----- Data supplied -----
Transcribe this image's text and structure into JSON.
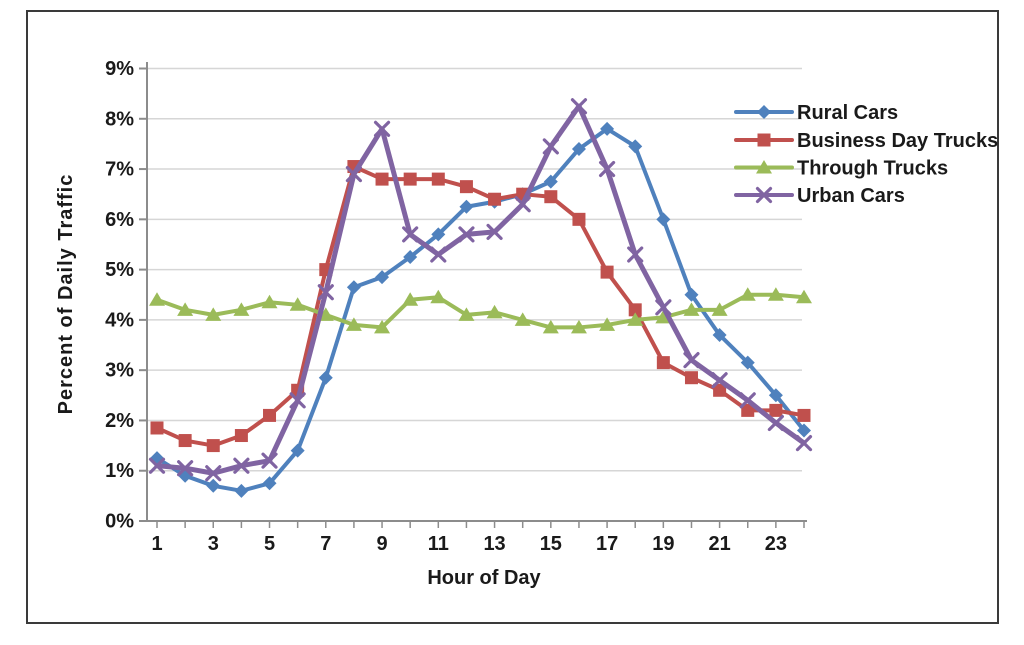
{
  "figure": {
    "background": "#FFFFFF",
    "border_color": "#3A3A3A"
  },
  "chart_data": {
    "type": "line",
    "title": "",
    "xlabel": "Hour of Day",
    "ylabel": "Percent of Daily Traffic",
    "hours": [
      1,
      2,
      3,
      4,
      5,
      6,
      7,
      8,
      9,
      10,
      11,
      12,
      13,
      14,
      15,
      16,
      17,
      18,
      19,
      20,
      21,
      22,
      23,
      24
    ],
    "ylim": [
      0,
      9
    ],
    "grid": "horizontal",
    "grid_color": "#D6D6D6",
    "axis_color": "#8C8C8C",
    "text_color": "#1A1A1A",
    "legend_position": "upper-right",
    "y_ticks": [
      {
        "value": 0,
        "label": "0%"
      },
      {
        "value": 1,
        "label": "1%"
      },
      {
        "value": 2,
        "label": "2%"
      },
      {
        "value": 3,
        "label": "3%"
      },
      {
        "value": 4,
        "label": "4%"
      },
      {
        "value": 5,
        "label": "5%"
      },
      {
        "value": 6,
        "label": "6%"
      },
      {
        "value": 7,
        "label": "7%"
      },
      {
        "value": 8,
        "label": "8%"
      },
      {
        "value": 9,
        "label": "9%"
      }
    ],
    "x_ticks": [
      {
        "value": 1,
        "label": "1"
      },
      {
        "value": 3,
        "label": "3"
      },
      {
        "value": 5,
        "label": "5"
      },
      {
        "value": 7,
        "label": "7"
      },
      {
        "value": 9,
        "label": "9"
      },
      {
        "value": 11,
        "label": "11"
      },
      {
        "value": 13,
        "label": "13"
      },
      {
        "value": 15,
        "label": "15"
      },
      {
        "value": 17,
        "label": "17"
      },
      {
        "value": 19,
        "label": "19"
      },
      {
        "value": 21,
        "label": "21"
      },
      {
        "value": 23,
        "label": "23"
      }
    ],
    "series": [
      {
        "name": "Rural Cars",
        "color": "#4F81BD",
        "marker": "diamond",
        "values": [
          1.25,
          0.9,
          0.7,
          0.6,
          0.75,
          1.4,
          2.85,
          4.65,
          4.85,
          5.25,
          5.7,
          6.25,
          6.35,
          6.5,
          6.75,
          7.4,
          7.8,
          7.45,
          6.0,
          4.5,
          3.7,
          3.15,
          2.5,
          1.8
        ]
      },
      {
        "name": "Business Day Trucks",
        "color": "#C0504D",
        "marker": "square",
        "values": [
          1.85,
          1.6,
          1.5,
          1.7,
          2.1,
          2.6,
          5.0,
          7.05,
          6.8,
          6.8,
          6.8,
          6.65,
          6.4,
          6.5,
          6.45,
          6.0,
          4.95,
          4.2,
          3.15,
          2.85,
          2.6,
          2.2,
          2.2,
          2.1
        ]
      },
      {
        "name": "Through Trucks",
        "color": "#9BBB59",
        "marker": "triangle",
        "values": [
          4.4,
          4.2,
          4.1,
          4.2,
          4.35,
          4.3,
          4.1,
          3.9,
          3.85,
          4.4,
          4.45,
          4.1,
          4.15,
          4.0,
          3.85,
          3.85,
          3.9,
          4.0,
          4.05,
          4.2,
          4.2,
          4.5,
          4.5,
          4.45
        ]
      },
      {
        "name": "Urban Cars",
        "color": "#8064A2",
        "marker": "x",
        "values": [
          1.1,
          1.05,
          0.95,
          1.1,
          1.2,
          2.4,
          4.55,
          6.9,
          7.8,
          5.7,
          5.3,
          5.7,
          5.75,
          6.3,
          7.45,
          8.25,
          7.0,
          5.3,
          4.25,
          3.2,
          2.8,
          2.4,
          1.95,
          1.55
        ]
      }
    ]
  }
}
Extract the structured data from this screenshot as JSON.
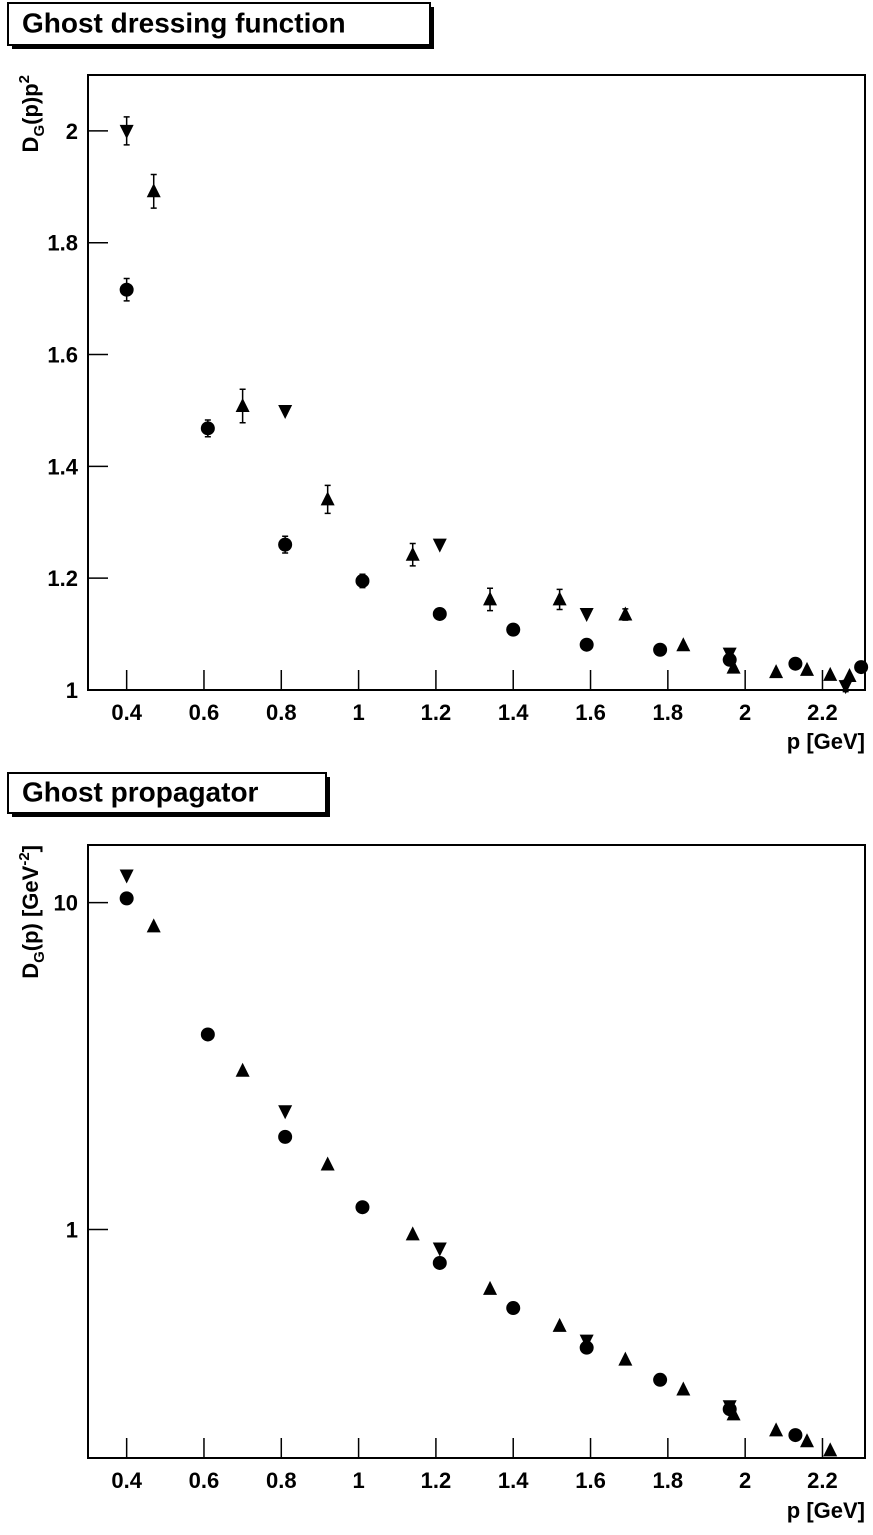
{
  "chart_data": [
    {
      "type": "scatter",
      "title": "Ghost dressing function",
      "xlabel": "p [GeV]",
      "ylabel": [
        "D",
        "G",
        "(p)p",
        "2"
      ],
      "log_y": false,
      "xlim": [
        0.3,
        2.31
      ],
      "ylim": [
        1,
        2.1
      ],
      "xticks": [
        0.4,
        0.6,
        0.8,
        1,
        1.2,
        1.4,
        1.6,
        1.8,
        2,
        2.2
      ],
      "yticks": [
        1,
        1.2,
        1.4,
        1.6,
        1.8,
        2
      ],
      "series": [
        {
          "marker": "circle",
          "color": "#000000",
          "x": [
            0.4,
            0.61,
            0.81,
            1.01,
            1.21,
            1.4,
            1.59,
            1.78,
            1.96,
            2.13,
            2.3
          ],
          "values": [
            1.716,
            1.468,
            1.26,
            1.195,
            1.136,
            1.108,
            1.081,
            1.072,
            1.054,
            1.047,
            1.041
          ],
          "errors": [
            0.02,
            0.015,
            0.015,
            0.012,
            null,
            null,
            null,
            null,
            null,
            null,
            null
          ]
        },
        {
          "marker": "triangle-up",
          "color": "#000000",
          "x": [
            0.47,
            0.7,
            0.92,
            1.14,
            1.34,
            1.52,
            1.69,
            1.84,
            1.97,
            2.08,
            2.16,
            2.22,
            2.27
          ],
          "values": [
            1.892,
            1.508,
            1.341,
            1.242,
            1.162,
            1.162,
            1.135,
            1.08,
            1.04,
            1.032,
            1.036,
            1.027,
            1.025
          ],
          "errors": [
            0.03,
            0.03,
            0.025,
            0.02,
            0.02,
            0.018,
            0.01,
            null,
            null,
            null,
            null,
            null,
            null
          ]
        },
        {
          "marker": "triangle-down",
          "color": "#000000",
          "x": [
            0.4,
            0.81,
            1.21,
            1.59,
            1.96,
            2.26
          ],
          "values": [
            2.0,
            1.499,
            1.26,
            1.136,
            1.065,
            1.007
          ],
          "errors": [
            0.025,
            null,
            null,
            null,
            null,
            0.01
          ]
        }
      ]
    },
    {
      "type": "scatter",
      "title": "Ghost propagator",
      "xlabel": "p [GeV]",
      "ylabel": [
        "D",
        "G",
        "(p) [GeV",
        "-2",
        "]"
      ],
      "log_y": true,
      "xlim": [
        0.3,
        2.31
      ],
      "ylim": [
        0.2,
        15
      ],
      "xticks": [
        0.4,
        0.6,
        0.8,
        1,
        1.2,
        1.4,
        1.6,
        1.8,
        2,
        2.2
      ],
      "yticks": [
        1,
        10
      ],
      "series": [
        {
          "marker": "circle",
          "color": "#000000",
          "x": [
            0.4,
            0.61,
            0.81,
            1.01,
            1.21,
            1.4,
            1.59,
            1.78,
            1.96,
            2.13
          ],
          "values": [
            10.3,
            3.95,
            1.92,
            1.17,
            0.79,
            0.575,
            0.435,
            0.347,
            0.282,
            0.235
          ]
        },
        {
          "marker": "triangle-up",
          "color": "#000000",
          "x": [
            0.47,
            0.7,
            0.92,
            1.14,
            1.34,
            1.52,
            1.69,
            1.84,
            1.97,
            2.08,
            2.16,
            2.22
          ],
          "values": [
            8.46,
            3.06,
            1.58,
            0.966,
            0.658,
            0.507,
            0.4,
            0.324,
            0.272,
            0.243,
            0.225,
            0.211
          ]
        },
        {
          "marker": "triangle-down",
          "color": "#000000",
          "x": [
            0.4,
            0.81,
            1.21,
            1.59,
            1.96
          ],
          "values": [
            12.1,
            2.3,
            0.875,
            0.457,
            0.288
          ]
        }
      ]
    }
  ]
}
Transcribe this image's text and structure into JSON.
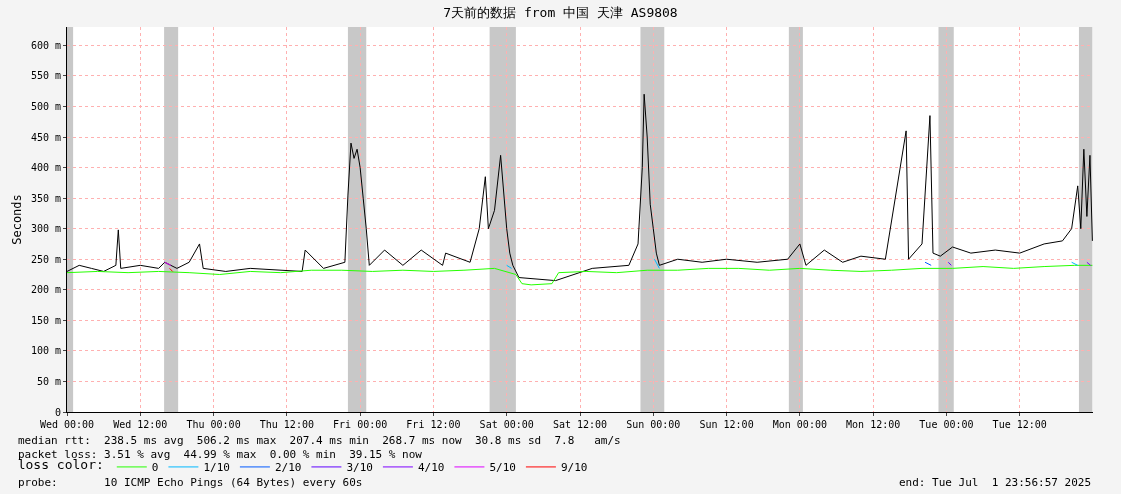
-----
> **Short problem**: From the listing, extract all text exactly as given and drop any picture.

> **Exercise solution**:
Transcribe this image's text and structure into JSON.
{
  "figure": {
    "background": "#FFFFFF",
    "border_color": "#3A3A3A"
  },
  "chart_data": {
    "type": "line",
    "title": "",
    "xlabel": "Hour of Day",
    "ylabel": "Percent of Daily Traffic",
    "hours": [
      1,
      2,
      3,
      4,
      5,
      6,
      7,
      8,
      9,
      10,
      11,
      12,
      13,
      14,
      15,
      16,
      17,
      18,
      19,
      20,
      21,
      22,
      23,
      24
    ],
    "ylim": [
      0,
      9
    ],
    "grid": "horizontal",
    "grid_color": "#D6D6D6",
    "axis_color": "#8C8C8C",
    "text_color": "#1A1A1A",
    "legend_position": "upper-right",
    "y_ticks": [
      {
        "value": 0,
        "label": "0%"
      },
      {
        "value": 1,
        "label": "1%"
      },
      {
        "value": 2,
        "label": "2%"
      },
      {
        "value": 3,
        "label": "3%"
      },
      {
        "value": 4,
        "label": "4%"
      },
      {
        "value": 5,
        "label": "5%"
      },
      {
        "value": 6,
        "label": "6%"
      },
      {
        "value": 7,
        "label": "7%"
      },
      {
        "value": 8,
        "label": "8%"
      },
      {
        "value": 9,
        "label": "9%"
      }
    ],
    "x_ticks": [
      {
        "value": 1,
        "label": "1"
      },
      {
        "value": 3,
        "label": "3"
      },
      {
        "value": 5,
        "label": "5"
      },
      {
        "value": 7,
        "label": "7"
      },
      {
        "value": 9,
        "label": "9"
      },
      {
        "value": 11,
        "label": "11"
      },
      {
        "value": 13,
        "label": "13"
      },
      {
        "value": 15,
        "label": "15"
      },
      {
        "value": 17,
        "label": "17"
      },
      {
        "value": 19,
        "label": "19"
      },
      {
        "value": 21,
        "label": "21"
      },
      {
        "value": 23,
        "label": "23"
      }
    ],
    "series": [
      {
        "name": "Rural Cars",
        "color": "#4F81BD",
        "marker": "diamond",
        "values": [
          1.25,
          0.9,
          0.7,
          0.6,
          0.75,
          1.4,
          2.85,
          4.65,
          4.85,
          5.25,
          5.7,
          6.25,
          6.35,
          6.5,
          6.75,
          7.4,
          7.8,
          7.45,
          6.0,
          4.5,
          3.7,
          3.15,
          2.5,
          1.8
        ]
      },
      {
        "name": "Business Day Trucks",
        "color": "#C0504D",
        "marker": "square",
        "values": [
          1.85,
          1.6,
          1.5,
          1.7,
          2.1,
          2.6,
          5.0,
          7.05,
          6.8,
          6.8,
          6.8,
          6.65,
          6.4,
          6.5,
          6.45,
          6.0,
          4.95,
          4.2,
          3.15,
          2.85,
          2.6,
          2.2,
          2.2,
          2.1
        ]
      },
      {
        "name": "Through Trucks",
        "color": "#9BBB59",
        "marker": "triangle",
        "values": [
          4.4,
          4.2,
          4.1,
          4.2,
          4.35,
          4.3,
          4.1,
          3.9,
          3.85,
          4.4,
          4.45,
          4.1,
          4.15,
          4.0,
          3.85,
          3.85,
          3.9,
          4.0,
          4.05,
          4.2,
          4.2,
          4.5,
          4.5,
          4.45
        ]
      },
      {
        "name": "Urban Cars",
        "color": "#8064A2",
        "marker": "x",
        "values": [
          1.1,
          1.05,
          0.95,
          1.1,
          1.2,
          2.4,
          4.55,
          6.9,
          7.8,
          5.7,
          5.3,
          5.7,
          5.75,
          6.3,
          7.45,
          8.25,
          7.0,
          5.3,
          4.25,
          3.2,
          2.8,
          2.4,
          1.95,
          1.55
        ]
      }
    ]
  }
}
Extract the structured data from this screenshot as JSON.
{
  "chart_data": [
    {
      "type": "scatter",
      "title": "Ghost dressing function",
      "xlabel": "p [GeV]",
      "ylabel": [
        "D",
        "G",
        "(p)p",
        "2"
      ],
      "log_y": false,
      "xlim": [
        0.3,
        2.31
      ],
      "ylim": [
        1,
        2.1
      ],
      "xticks": [
        0.4,
        0.6,
        0.8,
        1,
        1.2,
        1.4,
        1.6,
        1.8,
        2,
        2.2
      ],
      "yticks": [
        1,
        1.2,
        1.4,
        1.6,
        1.8,
        2
      ],
      "series": [
        {
          "marker": "circle",
          "color": "#000000",
          "x": [
            0.4,
            0.61,
            0.81,
            1.01,
            1.21,
            1.4,
            1.59,
            1.78,
            1.96,
            2.13,
            2.3
          ],
          "values": [
            1.716,
            1.468,
            1.26,
            1.195,
            1.136,
            1.108,
            1.081,
            1.072,
            1.054,
            1.047,
            1.041
          ],
          "errors": [
            0.02,
            0.015,
            0.015,
            0.012,
            null,
            null,
            null,
            null,
            null,
            null,
            null
          ]
        },
        {
          "marker": "triangle-up",
          "color": "#000000",
          "x": [
            0.47,
            0.7,
            0.92,
            1.14,
            1.34,
            1.52,
            1.69,
            1.84,
            1.97,
            2.08,
            2.16,
            2.22,
            2.27
          ],
          "values": [
            1.892,
            1.508,
            1.341,
            1.242,
            1.162,
            1.162,
            1.135,
            1.08,
            1.04,
            1.032,
            1.036,
            1.027,
            1.025
          ],
          "errors": [
            0.03,
            0.03,
            0.025,
            0.02,
            0.02,
            0.018,
            0.01,
            null,
            null,
            null,
            null,
            null,
            null
          ]
        },
        {
          "marker": "triangle-down",
          "color": "#000000",
          "x": [
            0.4,
            0.81,
            1.21,
            1.59,
            1.96,
            2.26
          ],
          "values": [
            2.0,
            1.499,
            1.26,
            1.136,
            1.065,
            1.007
          ],
          "errors": [
            0.025,
            null,
            null,
            null,
            null,
            0.01
          ]
        }
      ]
    },
    {
      "type": "scatter",
      "title": "Ghost propagator",
      "xlabel": "p [GeV]",
      "ylabel": [
        "D",
        "G",
        "(p) [GeV",
        "-2",
        "]"
      ],
      "log_y": true,
      "xlim": [
        0.3,
        2.31
      ],
      "ylim": [
        0.2,
        15
      ],
      "xticks": [
        0.4,
        0.6,
        0.8,
        1,
        1.2,
        1.4,
        1.6,
        1.8,
        2,
        2.2
      ],
      "yticks": [
        1,
        10
      ],
      "series": [
        {
          "marker": "circle",
          "color": "#000000",
          "x": [
            0.4,
            0.61,
            0.81,
            1.01,
            1.21,
            1.4,
            1.59,
            1.78,
            1.96,
            2.13
          ],
          "values": [
            10.3,
            3.95,
            1.92,
            1.17,
            0.79,
            0.575,
            0.435,
            0.347,
            0.282,
            0.235
          ]
        },
        {
          "marker": "triangle-up",
          "color": "#000000",
          "x": [
            0.47,
            0.7,
            0.92,
            1.14,
            1.34,
            1.52,
            1.69,
            1.84,
            1.97,
            2.08,
            2.16,
            2.22
          ],
          "values": [
            8.46,
            3.06,
            1.58,
            0.966,
            0.658,
            0.507,
            0.4,
            0.324,
            0.272,
            0.243,
            0.225,
            0.211
          ]
        },
        {
          "marker": "triangle-down",
          "color": "#000000",
          "x": [
            0.4,
            0.81,
            1.21,
            1.59,
            1.96
          ],
          "values": [
            12.1,
            2.3,
            0.875,
            0.457,
            0.288
          ]
        }
      ]
    }
  ]
}
Transcribe this image's text and structure into JSON.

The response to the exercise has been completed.